Exercise.
List, from the lines below, each one with "étape" in it.
# # # # #
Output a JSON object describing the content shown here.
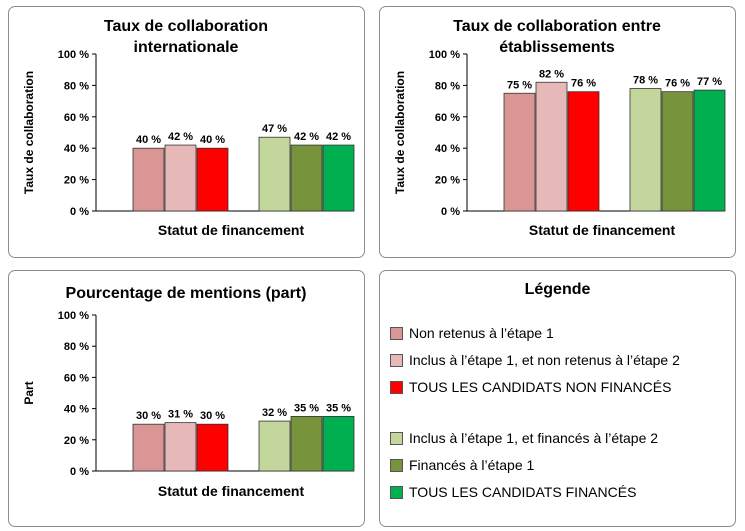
{
  "series_styles": [
    {
      "color": "#d99694"
    },
    {
      "color": "#e6b9b8"
    },
    {
      "color": "#ff0000"
    },
    {
      "color": "#c3d69b"
    },
    {
      "color": "#77933c"
    },
    {
      "color": "#00b050"
    }
  ],
  "chart_data": [
    {
      "type": "bar",
      "title": "Taux de collaboration internationale",
      "title_lines": [
        "Taux de collaboration",
        "internationale"
      ],
      "xlabel": "Statut de financement",
      "ylabel": "Taux de collaboration",
      "ylim": [
        0,
        100
      ],
      "ytick_labels": [
        "0 %",
        "20 %",
        "40 %",
        "60 %",
        "80 %",
        "100 %"
      ],
      "values": [
        40,
        42,
        40,
        47,
        42,
        42
      ],
      "value_labels": [
        "40 %",
        "42 %",
        "40 %",
        "47 %",
        "42 %",
        "42 %"
      ],
      "grid": false
    },
    {
      "type": "bar",
      "title": "Taux de collaboration entre établissements",
      "title_lines": [
        "Taux de collaboration  entre",
        "établissements"
      ],
      "xlabel": "Statut de financement",
      "ylabel": "Taux de collaboration",
      "ylim": [
        0,
        100
      ],
      "ytick_labels": [
        "0 %",
        "20 %",
        "40 %",
        "60 %",
        "80 %",
        "100 %"
      ],
      "values": [
        75,
        82,
        76,
        78,
        76,
        77
      ],
      "value_labels": [
        "75 %",
        "82 %",
        "76 %",
        "78 %",
        "76 %",
        "77 %"
      ],
      "grid": false
    },
    {
      "type": "bar",
      "title": "Pourcentage de mentions (part)",
      "title_lines": [
        "Pourcentage de mentions (part)"
      ],
      "xlabel": "Statut de financement",
      "ylabel": "Part",
      "ylim": [
        0,
        100
      ],
      "ytick_labels": [
        "0 %",
        "20 %",
        "40 %",
        "60 %",
        "80 %",
        "100 %"
      ],
      "values": [
        30,
        31,
        30,
        32,
        35,
        35
      ],
      "value_labels": [
        "30 %",
        "31 %",
        "30 %",
        "32 %",
        "35 %",
        "35 %"
      ],
      "grid": false
    }
  ],
  "legend": {
    "title": "Légende",
    "items": [
      "Non retenus à l’étape 1",
      "Inclus à l’étape 1, et non retenus à l’étape 2",
      "TOUS LES CANDIDATS NON FINANCÉS",
      "Inclus à l’étape 1, et financés à l’étape 2",
      "Financés à l’étape 1",
      "TOUS LES CANDIDATS FINANCÉS"
    ]
  }
}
# # # # #
Solution for this problem.
      "Non retenus à l’étape 1",
      "Inclus à l’étape 1, et non retenus à l’étape 2",
      "Inclus à l’étape 1, et financés à l’étape 2",
      "Financés à l’étape 1",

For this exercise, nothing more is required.